START MATERIAL FOR THE TASK

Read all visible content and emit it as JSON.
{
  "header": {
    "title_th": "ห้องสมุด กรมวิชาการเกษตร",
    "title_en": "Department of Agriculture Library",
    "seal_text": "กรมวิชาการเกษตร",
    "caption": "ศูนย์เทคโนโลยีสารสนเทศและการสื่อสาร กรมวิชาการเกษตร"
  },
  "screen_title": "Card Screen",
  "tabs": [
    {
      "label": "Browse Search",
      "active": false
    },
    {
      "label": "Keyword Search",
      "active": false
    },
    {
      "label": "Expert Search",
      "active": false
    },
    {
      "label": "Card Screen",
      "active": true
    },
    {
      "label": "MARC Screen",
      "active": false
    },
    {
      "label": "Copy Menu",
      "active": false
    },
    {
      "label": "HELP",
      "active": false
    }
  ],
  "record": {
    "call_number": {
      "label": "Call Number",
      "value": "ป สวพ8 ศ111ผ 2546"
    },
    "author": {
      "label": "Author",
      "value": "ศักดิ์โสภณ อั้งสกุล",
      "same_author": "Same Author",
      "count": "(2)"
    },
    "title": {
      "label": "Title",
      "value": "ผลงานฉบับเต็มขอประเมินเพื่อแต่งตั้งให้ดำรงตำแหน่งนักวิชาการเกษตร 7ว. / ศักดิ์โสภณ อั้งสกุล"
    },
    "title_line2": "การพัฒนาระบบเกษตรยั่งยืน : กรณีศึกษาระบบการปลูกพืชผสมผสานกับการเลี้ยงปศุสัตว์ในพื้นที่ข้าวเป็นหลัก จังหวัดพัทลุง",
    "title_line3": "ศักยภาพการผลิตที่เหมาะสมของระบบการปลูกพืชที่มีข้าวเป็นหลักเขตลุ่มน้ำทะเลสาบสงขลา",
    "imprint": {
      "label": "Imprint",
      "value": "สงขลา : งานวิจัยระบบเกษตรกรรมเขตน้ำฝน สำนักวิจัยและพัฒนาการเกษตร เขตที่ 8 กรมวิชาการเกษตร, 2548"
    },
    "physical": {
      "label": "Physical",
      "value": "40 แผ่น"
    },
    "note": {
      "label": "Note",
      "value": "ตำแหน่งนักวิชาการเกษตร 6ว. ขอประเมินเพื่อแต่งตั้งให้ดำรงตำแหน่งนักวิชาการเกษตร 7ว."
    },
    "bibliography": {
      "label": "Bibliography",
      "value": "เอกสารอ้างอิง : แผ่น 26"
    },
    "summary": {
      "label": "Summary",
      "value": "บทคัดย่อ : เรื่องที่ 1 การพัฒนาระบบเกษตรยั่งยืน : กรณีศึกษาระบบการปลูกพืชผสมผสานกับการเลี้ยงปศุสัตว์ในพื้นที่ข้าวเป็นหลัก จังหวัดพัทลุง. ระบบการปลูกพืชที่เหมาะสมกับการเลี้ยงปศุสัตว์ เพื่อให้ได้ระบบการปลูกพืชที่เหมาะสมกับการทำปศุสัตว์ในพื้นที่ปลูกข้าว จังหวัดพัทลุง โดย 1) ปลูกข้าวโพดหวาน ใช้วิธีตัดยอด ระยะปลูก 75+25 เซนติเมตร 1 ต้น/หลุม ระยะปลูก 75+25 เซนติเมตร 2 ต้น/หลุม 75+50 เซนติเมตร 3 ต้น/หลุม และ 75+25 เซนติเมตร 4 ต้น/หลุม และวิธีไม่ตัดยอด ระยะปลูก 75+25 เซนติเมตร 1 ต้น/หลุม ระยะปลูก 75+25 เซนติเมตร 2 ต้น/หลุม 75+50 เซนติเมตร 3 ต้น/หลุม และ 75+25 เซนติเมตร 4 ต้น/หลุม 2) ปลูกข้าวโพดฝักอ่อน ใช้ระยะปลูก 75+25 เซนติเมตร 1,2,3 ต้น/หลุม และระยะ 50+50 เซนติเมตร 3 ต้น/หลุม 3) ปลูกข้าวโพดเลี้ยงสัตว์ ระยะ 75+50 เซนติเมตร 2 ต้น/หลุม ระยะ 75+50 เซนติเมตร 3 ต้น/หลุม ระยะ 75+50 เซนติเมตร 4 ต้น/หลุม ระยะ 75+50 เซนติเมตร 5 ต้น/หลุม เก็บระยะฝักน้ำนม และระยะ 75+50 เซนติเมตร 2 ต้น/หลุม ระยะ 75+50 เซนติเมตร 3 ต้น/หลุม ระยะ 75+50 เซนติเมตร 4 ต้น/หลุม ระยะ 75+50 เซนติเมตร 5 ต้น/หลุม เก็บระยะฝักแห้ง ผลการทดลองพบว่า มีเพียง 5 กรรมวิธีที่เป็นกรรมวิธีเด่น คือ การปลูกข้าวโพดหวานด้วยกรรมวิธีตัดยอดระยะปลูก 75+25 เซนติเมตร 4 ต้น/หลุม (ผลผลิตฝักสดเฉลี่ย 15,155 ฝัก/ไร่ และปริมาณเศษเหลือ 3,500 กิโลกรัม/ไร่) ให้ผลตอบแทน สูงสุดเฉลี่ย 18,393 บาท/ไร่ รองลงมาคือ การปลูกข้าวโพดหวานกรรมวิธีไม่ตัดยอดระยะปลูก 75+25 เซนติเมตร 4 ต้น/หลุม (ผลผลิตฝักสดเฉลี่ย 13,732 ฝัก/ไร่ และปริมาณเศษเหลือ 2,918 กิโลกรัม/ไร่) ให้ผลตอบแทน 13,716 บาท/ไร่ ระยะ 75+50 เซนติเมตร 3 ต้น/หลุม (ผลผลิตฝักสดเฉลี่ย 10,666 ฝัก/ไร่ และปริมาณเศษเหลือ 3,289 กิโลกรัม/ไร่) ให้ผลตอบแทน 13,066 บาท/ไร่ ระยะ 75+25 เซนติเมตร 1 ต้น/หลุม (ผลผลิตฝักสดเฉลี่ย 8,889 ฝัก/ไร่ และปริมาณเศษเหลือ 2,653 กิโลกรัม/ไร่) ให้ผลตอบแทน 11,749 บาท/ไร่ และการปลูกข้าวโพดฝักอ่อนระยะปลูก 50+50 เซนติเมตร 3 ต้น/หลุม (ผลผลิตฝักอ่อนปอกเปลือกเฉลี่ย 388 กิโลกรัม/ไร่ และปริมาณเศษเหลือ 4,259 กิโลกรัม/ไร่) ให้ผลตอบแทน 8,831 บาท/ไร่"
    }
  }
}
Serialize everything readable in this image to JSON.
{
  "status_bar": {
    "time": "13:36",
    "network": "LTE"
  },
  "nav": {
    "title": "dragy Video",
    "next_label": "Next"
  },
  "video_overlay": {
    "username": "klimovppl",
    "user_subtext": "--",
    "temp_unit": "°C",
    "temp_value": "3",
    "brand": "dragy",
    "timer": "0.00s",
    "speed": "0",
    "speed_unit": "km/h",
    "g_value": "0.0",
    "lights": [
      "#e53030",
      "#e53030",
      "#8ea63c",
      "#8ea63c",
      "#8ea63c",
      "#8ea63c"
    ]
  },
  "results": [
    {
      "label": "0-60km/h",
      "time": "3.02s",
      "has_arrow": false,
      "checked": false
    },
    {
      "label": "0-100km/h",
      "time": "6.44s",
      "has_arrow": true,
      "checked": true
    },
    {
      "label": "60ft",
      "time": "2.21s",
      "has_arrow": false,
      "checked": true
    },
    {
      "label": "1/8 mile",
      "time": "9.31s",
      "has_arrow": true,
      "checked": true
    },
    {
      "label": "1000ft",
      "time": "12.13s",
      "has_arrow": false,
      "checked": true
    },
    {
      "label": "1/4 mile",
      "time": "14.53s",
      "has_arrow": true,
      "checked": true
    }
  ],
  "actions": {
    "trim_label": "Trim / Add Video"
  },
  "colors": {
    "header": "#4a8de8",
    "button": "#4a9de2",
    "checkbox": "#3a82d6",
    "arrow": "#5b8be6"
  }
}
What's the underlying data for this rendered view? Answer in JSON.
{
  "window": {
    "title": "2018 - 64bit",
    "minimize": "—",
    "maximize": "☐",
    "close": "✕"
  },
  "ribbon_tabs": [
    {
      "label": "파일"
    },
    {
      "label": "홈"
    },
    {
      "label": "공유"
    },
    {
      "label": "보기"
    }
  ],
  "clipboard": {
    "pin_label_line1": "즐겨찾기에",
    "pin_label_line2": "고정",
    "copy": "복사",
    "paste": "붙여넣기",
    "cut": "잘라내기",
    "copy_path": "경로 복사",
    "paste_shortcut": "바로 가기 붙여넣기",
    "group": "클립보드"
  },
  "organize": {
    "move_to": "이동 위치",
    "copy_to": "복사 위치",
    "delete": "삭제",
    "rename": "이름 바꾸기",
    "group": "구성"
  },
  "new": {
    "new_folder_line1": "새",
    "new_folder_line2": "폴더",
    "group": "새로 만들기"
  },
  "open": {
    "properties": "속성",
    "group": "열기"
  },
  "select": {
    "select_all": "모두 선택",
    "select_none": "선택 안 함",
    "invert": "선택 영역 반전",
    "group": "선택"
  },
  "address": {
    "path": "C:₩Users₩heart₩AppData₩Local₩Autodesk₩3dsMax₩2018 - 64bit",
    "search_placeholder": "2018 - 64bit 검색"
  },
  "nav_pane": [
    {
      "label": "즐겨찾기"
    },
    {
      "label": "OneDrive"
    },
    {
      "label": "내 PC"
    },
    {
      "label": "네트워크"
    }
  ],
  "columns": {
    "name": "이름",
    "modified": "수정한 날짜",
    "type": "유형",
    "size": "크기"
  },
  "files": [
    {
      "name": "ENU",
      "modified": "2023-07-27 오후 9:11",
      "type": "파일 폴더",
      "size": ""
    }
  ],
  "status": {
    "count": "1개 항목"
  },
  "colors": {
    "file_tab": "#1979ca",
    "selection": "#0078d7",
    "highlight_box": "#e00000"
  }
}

END MATERIAL FOR THE TASK

■ PROBLEM DESCRIPTION:
Look through the entries above for the word "modified". Copy every line where it shows up.

■ ANSWER FOR THIS EXERCISE:
    "modified": "수정한 날짜",
      "modified": "2023-07-27 오후 9:11",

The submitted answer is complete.